Provide an exact reproduction of every entry.

○ ○ ○ ○

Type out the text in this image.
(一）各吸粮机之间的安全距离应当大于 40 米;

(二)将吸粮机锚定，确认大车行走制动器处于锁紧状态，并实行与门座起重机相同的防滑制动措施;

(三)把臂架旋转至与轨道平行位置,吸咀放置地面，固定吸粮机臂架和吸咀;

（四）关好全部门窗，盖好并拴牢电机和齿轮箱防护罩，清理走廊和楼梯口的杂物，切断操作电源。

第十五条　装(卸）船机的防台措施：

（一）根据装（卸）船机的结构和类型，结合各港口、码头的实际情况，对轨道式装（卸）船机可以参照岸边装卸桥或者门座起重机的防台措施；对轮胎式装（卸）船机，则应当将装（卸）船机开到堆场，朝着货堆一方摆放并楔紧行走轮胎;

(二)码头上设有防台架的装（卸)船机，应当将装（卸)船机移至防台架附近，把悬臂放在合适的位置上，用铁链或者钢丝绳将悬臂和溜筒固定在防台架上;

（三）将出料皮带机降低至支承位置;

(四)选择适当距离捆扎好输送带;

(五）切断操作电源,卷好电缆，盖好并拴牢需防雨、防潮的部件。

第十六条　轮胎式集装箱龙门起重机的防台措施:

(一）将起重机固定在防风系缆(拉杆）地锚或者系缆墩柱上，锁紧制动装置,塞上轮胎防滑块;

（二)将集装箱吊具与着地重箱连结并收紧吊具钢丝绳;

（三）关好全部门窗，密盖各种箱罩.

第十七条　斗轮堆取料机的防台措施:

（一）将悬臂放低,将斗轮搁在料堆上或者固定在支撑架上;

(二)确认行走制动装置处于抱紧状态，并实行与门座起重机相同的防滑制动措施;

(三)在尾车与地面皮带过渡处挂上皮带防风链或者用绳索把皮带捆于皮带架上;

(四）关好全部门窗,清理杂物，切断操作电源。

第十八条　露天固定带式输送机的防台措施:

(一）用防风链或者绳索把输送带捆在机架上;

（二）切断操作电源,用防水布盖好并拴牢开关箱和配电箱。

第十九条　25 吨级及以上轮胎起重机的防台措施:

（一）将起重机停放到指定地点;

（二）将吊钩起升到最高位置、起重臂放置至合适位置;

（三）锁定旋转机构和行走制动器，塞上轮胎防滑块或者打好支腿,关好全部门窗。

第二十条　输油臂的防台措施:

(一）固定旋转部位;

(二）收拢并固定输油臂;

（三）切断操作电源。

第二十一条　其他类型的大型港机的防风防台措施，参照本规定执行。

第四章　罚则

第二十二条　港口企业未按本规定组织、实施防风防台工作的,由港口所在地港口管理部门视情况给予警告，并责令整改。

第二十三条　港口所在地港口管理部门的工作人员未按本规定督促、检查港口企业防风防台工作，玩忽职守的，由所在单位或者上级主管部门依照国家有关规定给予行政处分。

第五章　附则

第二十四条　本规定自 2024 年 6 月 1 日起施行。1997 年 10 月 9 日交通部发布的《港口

○ ○ ○ ○

§ TASK SOLUTION
Type out the text in this image.
(一）各吸粮机之间的安全距离应当大于 40 米;

(二)将吸粮机锚定，确认大车行走制动器处于锁紧状态，并实行与门座起重机相同的防滑制动措施;

(三)把臂架旋转至与轨道平行位置,吸咀放置地面，固定吸粮机臂架和吸咀;

（四）关好全部门窗，盖好并拴牢电机和齿轮箱防护罩，清理走廊和楼梯口的杂物，切断操作电源。

第十五条　装(卸）船机的防台措施：

（一）根据装（卸）船机的结构和类型，结合各港口、码头的实际情况，对轨道式装（卸）船机可以参照岸边装卸桥或者门座起重机的防台措施；对轮胎式装（卸）船机，则应当将装（卸）船机开到堆场，朝着货堆一方摆放并楔紧行走轮胎;

(二)码头上设有防台架的装（卸)船机，应当将装（卸)船机移至防台架附近，把悬臂放在合适的位置上，用铁链或者钢丝绳将悬臂和溜筒固定在防台架上;

（三）将出料皮带机降低至支承位置;

(四)选择适当距离捆扎好输送带;

(五）切断操作电源,卷好电缆，盖好并拴牢需防雨、防潮的部件。

第十六条　轮胎式集装箱龙门起重机的防台措施:

(一）将起重机固定在防风系缆(拉杆）地锚或者系缆墩柱上，锁紧制动装置,塞上轮胎防滑块;

（二)将集装箱吊具与着地重箱连结并收紧吊具钢丝绳;

（三）关好全部门窗，密盖各种箱罩.

第十七条　斗轮堆取料机的防台措施:

（一）将悬臂放低,将斗轮搁在料堆上或者固定在支撑架上;

(二)确认行走制动装置处于抱紧状态，并实行与门座起重机相同的防滑制动措施;

(三)在尾车与地面皮带过渡处挂上皮带防风链或者用绳索把皮带捆于皮带架上;

(四）关好全部门窗,清理杂物，切断操作电源。

第十八条　露天固定带式输送机的防台措施:

(一）用防风链或者绳索把输送带捆在机架上;

（二）切断操作电源,用防水布盖好并拴牢开关箱和配电箱。

第十九条　25 吨级及以上轮胎起重机的防台措施:

（一）将起重机停放到指定地点;

（二）将吊钩起升到最高位置、起重臂放置至合适位置;

（三）锁定旋转机构和行走制动器，塞上轮胎防滑块或者打好支腿,关好全部门窗。

第二十条　输油臂的防台措施:

(一）固定旋转部位;

(二）收拢并固定输油臂;

（三）切断操作电源。

第二十一条　其他类型的大型港机的防风防台措施，参照本规定执行。

第四章　罚则

第二十二条　港口企业未按本规定组织、实施防风防台工作的,由港口所在地港口管理部门视情况给予警告，并责令整改。

第二十三条　港口所在地港口管理部门的工作人员未按本规定督促、检查港口企业防风防台工作，玩忽职守的，由所在单位或者上级主管部门依照国家有关规定给予行政处分。

第五章　附则

第二十四条　本规定自 2024 年 6 月 1 日起施行。1997 年 10 月 9 日交通部发布的《港口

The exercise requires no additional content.